** BEGIN EXTRACTED INFORMATION **

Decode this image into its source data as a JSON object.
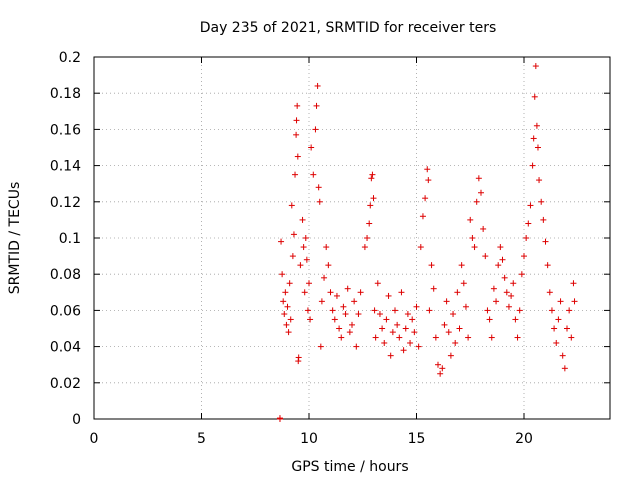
{
  "chart_data": {
    "type": "scatter",
    "title": "Day 235 of 2021, SRMTID for receiver ters",
    "xlabel": "GPS time / hours",
    "ylabel": "SRMTID / TECUs",
    "xlim": [
      0,
      24
    ],
    "ylim": [
      0,
      0.2
    ],
    "xticks": [
      0,
      5,
      10,
      15,
      20
    ],
    "yticks": [
      0,
      0.02,
      0.04,
      0.06,
      0.08,
      0.1,
      0.12,
      0.14,
      0.16,
      0.18,
      0.2
    ],
    "xtick_labels": [
      "0",
      "5",
      "10",
      "15",
      "20"
    ],
    "ytick_labels": [
      "0",
      "0.02",
      "0.04",
      "0.06",
      "0.08",
      "0.1",
      "0.12",
      "0.14",
      "0.16",
      "0.18",
      "0.2"
    ],
    "grid": true,
    "marker": "+",
    "color": "#dd0000",
    "series": [
      {
        "values": [
          [
            8.65,
            0.0
          ],
          [
            8.65,
            0.0005
          ],
          [
            8.7,
            0.098
          ],
          [
            8.75,
            0.08
          ],
          [
            8.8,
            0.065
          ],
          [
            8.85,
            0.058
          ],
          [
            8.9,
            0.07
          ],
          [
            8.95,
            0.052
          ],
          [
            9.0,
            0.062
          ],
          [
            9.05,
            0.048
          ],
          [
            9.1,
            0.075
          ],
          [
            9.15,
            0.055
          ],
          [
            9.2,
            0.118
          ],
          [
            9.25,
            0.09
          ],
          [
            9.3,
            0.102
          ],
          [
            9.35,
            0.135
          ],
          [
            9.4,
            0.157
          ],
          [
            9.42,
            0.165
          ],
          [
            9.45,
            0.173
          ],
          [
            9.48,
            0.145
          ],
          [
            9.5,
            0.032
          ],
          [
            9.52,
            0.034
          ],
          [
            9.6,
            0.085
          ],
          [
            9.7,
            0.11
          ],
          [
            9.75,
            0.095
          ],
          [
            9.8,
            0.07
          ],
          [
            9.85,
            0.1
          ],
          [
            9.9,
            0.088
          ],
          [
            9.95,
            0.06
          ],
          [
            10.0,
            0.075
          ],
          [
            10.05,
            0.055
          ],
          [
            10.1,
            0.15
          ],
          [
            10.2,
            0.135
          ],
          [
            10.3,
            0.16
          ],
          [
            10.35,
            0.173
          ],
          [
            10.4,
            0.184
          ],
          [
            10.45,
            0.128
          ],
          [
            10.5,
            0.12
          ],
          [
            10.55,
            0.04
          ],
          [
            10.6,
            0.065
          ],
          [
            10.7,
            0.078
          ],
          [
            10.8,
            0.095
          ],
          [
            10.9,
            0.085
          ],
          [
            11.0,
            0.07
          ],
          [
            11.1,
            0.06
          ],
          [
            11.2,
            0.055
          ],
          [
            11.3,
            0.068
          ],
          [
            11.4,
            0.05
          ],
          [
            11.5,
            0.045
          ],
          [
            11.6,
            0.062
          ],
          [
            11.7,
            0.058
          ],
          [
            11.8,
            0.072
          ],
          [
            11.9,
            0.048
          ],
          [
            12.0,
            0.052
          ],
          [
            12.1,
            0.065
          ],
          [
            12.2,
            0.04
          ],
          [
            12.3,
            0.058
          ],
          [
            12.4,
            0.07
          ],
          [
            12.6,
            0.095
          ],
          [
            12.7,
            0.1
          ],
          [
            12.8,
            0.108
          ],
          [
            12.85,
            0.118
          ],
          [
            12.9,
            0.133
          ],
          [
            12.95,
            0.135
          ],
          [
            13.0,
            0.122
          ],
          [
            13.05,
            0.06
          ],
          [
            13.1,
            0.045
          ],
          [
            13.2,
            0.075
          ],
          [
            13.3,
            0.058
          ],
          [
            13.4,
            0.05
          ],
          [
            13.5,
            0.042
          ],
          [
            13.6,
            0.055
          ],
          [
            13.7,
            0.068
          ],
          [
            13.8,
            0.035
          ],
          [
            13.9,
            0.048
          ],
          [
            14.0,
            0.06
          ],
          [
            14.1,
            0.052
          ],
          [
            14.2,
            0.045
          ],
          [
            14.3,
            0.07
          ],
          [
            14.4,
            0.038
          ],
          [
            14.5,
            0.05
          ],
          [
            14.6,
            0.058
          ],
          [
            14.7,
            0.042
          ],
          [
            14.8,
            0.055
          ],
          [
            14.9,
            0.048
          ],
          [
            15.0,
            0.062
          ],
          [
            15.1,
            0.04
          ],
          [
            15.2,
            0.095
          ],
          [
            15.3,
            0.112
          ],
          [
            15.4,
            0.122
          ],
          [
            15.5,
            0.138
          ],
          [
            15.55,
            0.132
          ],
          [
            15.6,
            0.06
          ],
          [
            15.7,
            0.085
          ],
          [
            15.8,
            0.072
          ],
          [
            15.9,
            0.045
          ],
          [
            16.0,
            0.03
          ],
          [
            16.1,
            0.025
          ],
          [
            16.2,
            0.028
          ],
          [
            16.3,
            0.052
          ],
          [
            16.4,
            0.065
          ],
          [
            16.5,
            0.048
          ],
          [
            16.6,
            0.035
          ],
          [
            16.7,
            0.058
          ],
          [
            16.8,
            0.042
          ],
          [
            16.9,
            0.07
          ],
          [
            17.0,
            0.05
          ],
          [
            17.1,
            0.085
          ],
          [
            17.2,
            0.075
          ],
          [
            17.3,
            0.062
          ],
          [
            17.4,
            0.045
          ],
          [
            17.5,
            0.11
          ],
          [
            17.6,
            0.1
          ],
          [
            17.7,
            0.095
          ],
          [
            17.8,
            0.12
          ],
          [
            17.9,
            0.133
          ],
          [
            18.0,
            0.125
          ],
          [
            18.1,
            0.105
          ],
          [
            18.2,
            0.09
          ],
          [
            18.3,
            0.06
          ],
          [
            18.4,
            0.055
          ],
          [
            18.5,
            0.045
          ],
          [
            18.6,
            0.072
          ],
          [
            18.7,
            0.065
          ],
          [
            18.8,
            0.085
          ],
          [
            18.9,
            0.095
          ],
          [
            19.0,
            0.088
          ],
          [
            19.1,
            0.078
          ],
          [
            19.2,
            0.07
          ],
          [
            19.3,
            0.062
          ],
          [
            19.4,
            0.068
          ],
          [
            19.5,
            0.075
          ],
          [
            19.6,
            0.055
          ],
          [
            19.7,
            0.045
          ],
          [
            19.8,
            0.06
          ],
          [
            19.9,
            0.08
          ],
          [
            20.0,
            0.09
          ],
          [
            20.1,
            0.1
          ],
          [
            20.2,
            0.108
          ],
          [
            20.3,
            0.118
          ],
          [
            20.4,
            0.14
          ],
          [
            20.45,
            0.155
          ],
          [
            20.5,
            0.178
          ],
          [
            20.55,
            0.195
          ],
          [
            20.6,
            0.162
          ],
          [
            20.65,
            0.15
          ],
          [
            20.7,
            0.132
          ],
          [
            20.8,
            0.12
          ],
          [
            20.9,
            0.11
          ],
          [
            21.0,
            0.098
          ],
          [
            21.1,
            0.085
          ],
          [
            21.2,
            0.07
          ],
          [
            21.3,
            0.06
          ],
          [
            21.4,
            0.05
          ],
          [
            21.5,
            0.042
          ],
          [
            21.6,
            0.055
          ],
          [
            21.7,
            0.065
          ],
          [
            21.8,
            0.035
          ],
          [
            21.9,
            0.028
          ],
          [
            22.0,
            0.05
          ],
          [
            22.1,
            0.06
          ],
          [
            22.2,
            0.045
          ],
          [
            22.3,
            0.075
          ],
          [
            22.35,
            0.065
          ]
        ]
      }
    ]
  }
}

** END EXTRACTED INFORMATION **

**GIVEN PROBLEM**
Go through the records above and copy every line with the word "SRMTID".

**ANSWER BELOW**
    "title": "Day 235 of 2021, SRMTID for receiver ters",
    "ylabel": "SRMTID / TECUs",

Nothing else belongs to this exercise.